Records for this exercise:

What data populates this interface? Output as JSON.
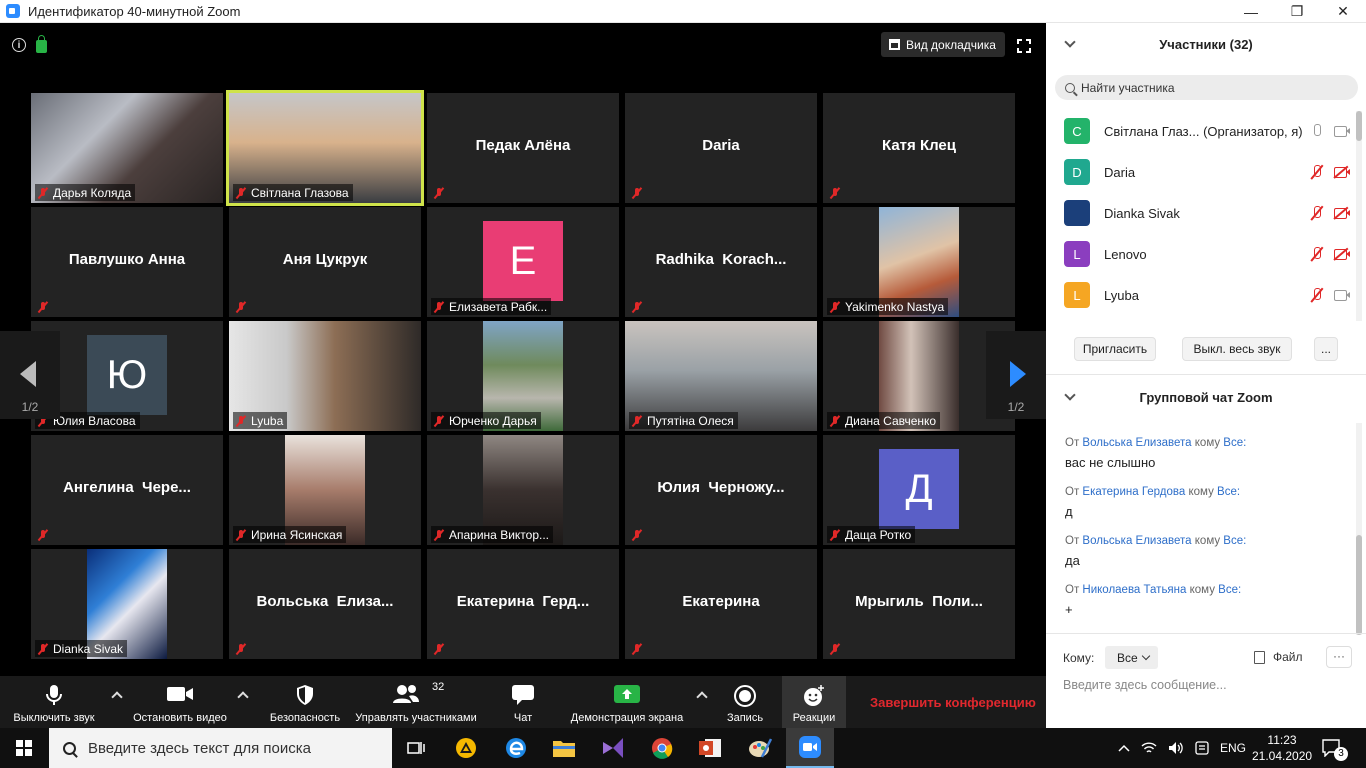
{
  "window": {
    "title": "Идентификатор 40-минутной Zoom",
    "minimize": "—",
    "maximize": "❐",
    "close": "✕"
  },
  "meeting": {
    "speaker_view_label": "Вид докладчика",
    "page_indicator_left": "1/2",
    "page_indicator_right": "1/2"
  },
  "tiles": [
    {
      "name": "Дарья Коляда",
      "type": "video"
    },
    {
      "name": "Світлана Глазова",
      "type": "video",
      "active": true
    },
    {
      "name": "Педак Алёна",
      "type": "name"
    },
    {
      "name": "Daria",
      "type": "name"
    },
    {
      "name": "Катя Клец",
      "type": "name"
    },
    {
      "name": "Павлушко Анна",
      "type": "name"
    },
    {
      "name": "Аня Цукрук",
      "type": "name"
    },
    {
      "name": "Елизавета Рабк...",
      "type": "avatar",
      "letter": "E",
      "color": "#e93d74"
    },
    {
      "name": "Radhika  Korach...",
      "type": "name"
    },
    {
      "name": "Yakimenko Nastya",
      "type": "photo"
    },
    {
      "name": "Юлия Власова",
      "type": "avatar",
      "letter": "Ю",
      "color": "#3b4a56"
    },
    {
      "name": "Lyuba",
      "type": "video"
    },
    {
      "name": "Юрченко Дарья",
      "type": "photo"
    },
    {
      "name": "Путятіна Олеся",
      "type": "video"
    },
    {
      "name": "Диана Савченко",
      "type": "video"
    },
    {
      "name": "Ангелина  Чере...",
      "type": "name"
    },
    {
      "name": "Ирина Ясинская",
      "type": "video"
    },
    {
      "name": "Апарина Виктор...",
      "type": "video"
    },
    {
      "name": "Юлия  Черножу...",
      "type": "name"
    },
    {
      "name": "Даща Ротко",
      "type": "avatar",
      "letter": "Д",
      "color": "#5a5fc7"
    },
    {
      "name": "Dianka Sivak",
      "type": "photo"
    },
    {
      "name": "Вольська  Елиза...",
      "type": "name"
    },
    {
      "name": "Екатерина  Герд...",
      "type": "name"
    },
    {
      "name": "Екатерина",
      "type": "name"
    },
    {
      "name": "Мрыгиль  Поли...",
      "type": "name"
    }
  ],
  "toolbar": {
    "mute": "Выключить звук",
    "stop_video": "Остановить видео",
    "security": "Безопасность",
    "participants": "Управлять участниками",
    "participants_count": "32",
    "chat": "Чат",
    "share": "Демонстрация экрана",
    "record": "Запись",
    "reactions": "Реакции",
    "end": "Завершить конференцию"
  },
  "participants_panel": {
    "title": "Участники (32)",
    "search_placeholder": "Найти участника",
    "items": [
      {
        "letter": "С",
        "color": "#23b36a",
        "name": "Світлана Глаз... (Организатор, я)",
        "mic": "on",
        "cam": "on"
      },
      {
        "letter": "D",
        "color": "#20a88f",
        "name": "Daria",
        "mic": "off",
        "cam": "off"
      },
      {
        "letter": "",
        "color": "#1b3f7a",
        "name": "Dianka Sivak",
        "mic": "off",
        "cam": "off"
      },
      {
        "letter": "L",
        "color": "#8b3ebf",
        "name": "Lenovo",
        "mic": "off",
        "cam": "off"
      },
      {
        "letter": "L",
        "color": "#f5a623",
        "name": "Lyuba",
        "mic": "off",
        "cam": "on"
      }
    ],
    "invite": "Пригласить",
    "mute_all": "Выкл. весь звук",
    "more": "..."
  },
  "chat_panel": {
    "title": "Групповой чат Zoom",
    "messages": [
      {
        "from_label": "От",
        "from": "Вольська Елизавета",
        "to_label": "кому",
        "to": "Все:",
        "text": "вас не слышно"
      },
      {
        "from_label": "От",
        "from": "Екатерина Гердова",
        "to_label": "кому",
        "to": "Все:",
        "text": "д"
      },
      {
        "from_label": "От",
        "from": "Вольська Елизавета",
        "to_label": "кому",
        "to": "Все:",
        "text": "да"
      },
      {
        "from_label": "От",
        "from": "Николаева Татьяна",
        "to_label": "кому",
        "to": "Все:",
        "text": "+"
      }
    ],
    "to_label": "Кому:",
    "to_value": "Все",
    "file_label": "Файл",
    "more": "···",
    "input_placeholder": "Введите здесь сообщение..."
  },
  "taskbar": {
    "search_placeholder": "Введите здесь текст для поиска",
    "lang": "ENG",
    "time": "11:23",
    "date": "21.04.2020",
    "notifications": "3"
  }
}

Task statement: Scan the entries above and work out how many lines include the word "title"; the reply is that number alone.

Task response: 3